Keep only the lines where "during" appears.

[Dataset items]
##########

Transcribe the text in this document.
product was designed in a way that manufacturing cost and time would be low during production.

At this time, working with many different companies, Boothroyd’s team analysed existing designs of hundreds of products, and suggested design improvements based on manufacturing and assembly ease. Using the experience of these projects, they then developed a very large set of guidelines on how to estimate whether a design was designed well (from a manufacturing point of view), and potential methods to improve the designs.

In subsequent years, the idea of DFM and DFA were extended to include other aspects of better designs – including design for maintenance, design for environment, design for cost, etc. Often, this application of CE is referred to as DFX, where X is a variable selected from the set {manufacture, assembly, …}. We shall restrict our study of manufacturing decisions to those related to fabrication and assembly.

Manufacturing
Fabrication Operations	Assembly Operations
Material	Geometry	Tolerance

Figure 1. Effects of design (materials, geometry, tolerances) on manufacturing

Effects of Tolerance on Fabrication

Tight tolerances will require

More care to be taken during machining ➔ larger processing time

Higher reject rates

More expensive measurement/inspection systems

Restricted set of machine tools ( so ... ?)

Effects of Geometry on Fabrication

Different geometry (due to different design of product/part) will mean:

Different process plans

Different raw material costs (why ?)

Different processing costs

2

##########

OUTPUT OF THE EXERCISE
product was designed in a way that manufacturing cost and time would be low during production.
More care to be taken during machining ➔ larger processing time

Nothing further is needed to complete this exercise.